-- DIRECTIONS --
Report how many lines contain "caséeuse". Give the number and nothing else.

-- DATA FOR THIS TASK --
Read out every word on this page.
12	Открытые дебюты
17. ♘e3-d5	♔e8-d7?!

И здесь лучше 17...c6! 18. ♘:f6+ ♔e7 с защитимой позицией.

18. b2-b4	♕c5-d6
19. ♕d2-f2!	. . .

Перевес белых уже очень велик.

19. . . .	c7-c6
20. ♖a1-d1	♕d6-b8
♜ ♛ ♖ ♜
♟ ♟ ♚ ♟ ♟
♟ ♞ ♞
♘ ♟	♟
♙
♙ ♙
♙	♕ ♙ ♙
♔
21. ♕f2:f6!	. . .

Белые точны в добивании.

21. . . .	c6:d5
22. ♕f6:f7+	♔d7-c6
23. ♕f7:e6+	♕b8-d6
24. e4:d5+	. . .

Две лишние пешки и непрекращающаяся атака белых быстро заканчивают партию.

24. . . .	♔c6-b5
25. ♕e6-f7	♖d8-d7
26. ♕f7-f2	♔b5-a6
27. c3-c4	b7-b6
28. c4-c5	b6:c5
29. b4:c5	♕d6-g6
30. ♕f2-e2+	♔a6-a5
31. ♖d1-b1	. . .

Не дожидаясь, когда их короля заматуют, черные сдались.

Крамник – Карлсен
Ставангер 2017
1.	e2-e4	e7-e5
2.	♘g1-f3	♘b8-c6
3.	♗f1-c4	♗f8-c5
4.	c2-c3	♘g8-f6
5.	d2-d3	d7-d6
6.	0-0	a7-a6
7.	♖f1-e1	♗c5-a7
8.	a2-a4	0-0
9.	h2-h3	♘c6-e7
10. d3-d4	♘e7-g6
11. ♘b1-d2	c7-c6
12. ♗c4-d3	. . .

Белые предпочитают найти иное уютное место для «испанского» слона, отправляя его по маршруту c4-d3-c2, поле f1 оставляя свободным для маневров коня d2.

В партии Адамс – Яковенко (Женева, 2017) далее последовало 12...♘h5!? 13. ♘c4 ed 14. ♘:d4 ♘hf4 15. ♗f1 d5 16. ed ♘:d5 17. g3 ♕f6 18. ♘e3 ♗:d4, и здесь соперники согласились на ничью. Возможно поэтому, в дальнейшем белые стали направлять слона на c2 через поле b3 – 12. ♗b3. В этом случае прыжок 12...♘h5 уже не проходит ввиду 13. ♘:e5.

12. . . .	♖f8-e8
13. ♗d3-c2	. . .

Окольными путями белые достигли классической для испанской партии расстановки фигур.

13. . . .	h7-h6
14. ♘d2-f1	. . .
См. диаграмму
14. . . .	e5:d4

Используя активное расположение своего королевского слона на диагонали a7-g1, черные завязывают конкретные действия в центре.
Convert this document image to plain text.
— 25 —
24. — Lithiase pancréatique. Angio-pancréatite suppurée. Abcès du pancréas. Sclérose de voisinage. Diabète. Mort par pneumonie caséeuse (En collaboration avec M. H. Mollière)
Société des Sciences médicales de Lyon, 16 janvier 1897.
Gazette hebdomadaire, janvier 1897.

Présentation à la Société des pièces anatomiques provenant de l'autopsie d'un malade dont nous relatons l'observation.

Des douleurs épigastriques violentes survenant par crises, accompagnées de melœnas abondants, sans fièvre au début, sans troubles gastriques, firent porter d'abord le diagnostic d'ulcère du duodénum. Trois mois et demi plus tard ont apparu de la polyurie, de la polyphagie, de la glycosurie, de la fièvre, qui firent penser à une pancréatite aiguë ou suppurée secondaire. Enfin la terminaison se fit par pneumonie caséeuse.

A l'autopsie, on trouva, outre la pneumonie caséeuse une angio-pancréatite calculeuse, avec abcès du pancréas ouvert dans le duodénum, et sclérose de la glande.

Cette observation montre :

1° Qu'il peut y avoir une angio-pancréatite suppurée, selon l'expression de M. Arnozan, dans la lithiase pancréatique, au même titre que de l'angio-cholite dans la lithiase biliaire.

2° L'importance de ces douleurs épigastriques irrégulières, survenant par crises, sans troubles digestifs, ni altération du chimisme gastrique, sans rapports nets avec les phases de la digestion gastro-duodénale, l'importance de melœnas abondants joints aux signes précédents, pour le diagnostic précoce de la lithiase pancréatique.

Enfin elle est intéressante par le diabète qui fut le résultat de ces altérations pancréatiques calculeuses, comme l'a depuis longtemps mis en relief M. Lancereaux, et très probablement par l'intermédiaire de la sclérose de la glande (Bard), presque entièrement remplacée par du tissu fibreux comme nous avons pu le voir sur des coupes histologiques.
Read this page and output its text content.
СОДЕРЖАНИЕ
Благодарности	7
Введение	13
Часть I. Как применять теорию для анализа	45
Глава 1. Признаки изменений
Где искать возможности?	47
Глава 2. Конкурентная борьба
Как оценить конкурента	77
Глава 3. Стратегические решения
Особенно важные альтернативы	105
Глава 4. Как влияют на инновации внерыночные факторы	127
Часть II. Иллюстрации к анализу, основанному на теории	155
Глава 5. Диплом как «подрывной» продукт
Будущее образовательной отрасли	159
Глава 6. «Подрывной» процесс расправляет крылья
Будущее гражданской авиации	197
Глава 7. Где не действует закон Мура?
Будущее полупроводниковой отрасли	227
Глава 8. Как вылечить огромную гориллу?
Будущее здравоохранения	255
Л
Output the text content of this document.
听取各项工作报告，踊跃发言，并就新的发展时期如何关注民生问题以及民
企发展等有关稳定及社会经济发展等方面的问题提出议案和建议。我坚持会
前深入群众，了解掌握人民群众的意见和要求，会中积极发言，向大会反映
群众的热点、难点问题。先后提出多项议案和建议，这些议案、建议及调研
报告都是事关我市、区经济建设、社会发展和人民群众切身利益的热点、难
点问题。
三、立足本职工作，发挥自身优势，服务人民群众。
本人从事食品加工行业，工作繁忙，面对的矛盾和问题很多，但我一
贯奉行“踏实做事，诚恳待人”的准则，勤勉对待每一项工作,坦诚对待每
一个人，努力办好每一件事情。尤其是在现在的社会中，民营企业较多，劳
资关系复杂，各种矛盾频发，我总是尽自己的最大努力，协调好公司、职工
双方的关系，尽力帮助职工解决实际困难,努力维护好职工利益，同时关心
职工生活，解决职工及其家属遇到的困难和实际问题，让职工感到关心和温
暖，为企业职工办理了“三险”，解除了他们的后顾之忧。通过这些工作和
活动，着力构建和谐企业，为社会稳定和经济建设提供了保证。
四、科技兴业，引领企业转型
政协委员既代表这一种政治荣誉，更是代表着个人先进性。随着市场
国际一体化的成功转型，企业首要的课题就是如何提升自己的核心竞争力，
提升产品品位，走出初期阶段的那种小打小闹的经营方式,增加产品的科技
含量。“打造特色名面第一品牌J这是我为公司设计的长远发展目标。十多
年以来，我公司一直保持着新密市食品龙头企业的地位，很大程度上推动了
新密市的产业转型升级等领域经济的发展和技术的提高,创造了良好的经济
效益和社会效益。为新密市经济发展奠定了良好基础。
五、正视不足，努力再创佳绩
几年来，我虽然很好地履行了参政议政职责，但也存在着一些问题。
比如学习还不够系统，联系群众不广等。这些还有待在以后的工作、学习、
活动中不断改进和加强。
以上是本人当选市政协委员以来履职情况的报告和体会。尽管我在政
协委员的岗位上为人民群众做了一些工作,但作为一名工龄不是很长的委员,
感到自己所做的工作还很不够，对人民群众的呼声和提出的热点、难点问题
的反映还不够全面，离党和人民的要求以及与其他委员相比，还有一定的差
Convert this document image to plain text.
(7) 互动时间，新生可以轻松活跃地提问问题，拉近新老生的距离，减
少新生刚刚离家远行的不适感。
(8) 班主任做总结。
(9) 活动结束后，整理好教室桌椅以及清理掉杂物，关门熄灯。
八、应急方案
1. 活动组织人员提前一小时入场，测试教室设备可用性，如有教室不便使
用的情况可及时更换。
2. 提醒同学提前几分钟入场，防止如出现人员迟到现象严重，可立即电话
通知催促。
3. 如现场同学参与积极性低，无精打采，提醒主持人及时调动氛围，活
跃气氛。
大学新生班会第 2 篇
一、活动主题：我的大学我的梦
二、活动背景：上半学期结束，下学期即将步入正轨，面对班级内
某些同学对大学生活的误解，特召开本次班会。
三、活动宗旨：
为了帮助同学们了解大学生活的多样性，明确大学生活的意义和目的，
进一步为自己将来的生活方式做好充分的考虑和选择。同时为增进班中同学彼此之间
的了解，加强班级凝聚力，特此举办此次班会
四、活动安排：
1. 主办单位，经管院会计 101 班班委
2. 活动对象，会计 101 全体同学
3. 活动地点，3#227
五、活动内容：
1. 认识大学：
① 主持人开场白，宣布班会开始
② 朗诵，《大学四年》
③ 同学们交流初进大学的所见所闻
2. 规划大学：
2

-- RESULT FOR THIS TASK --
3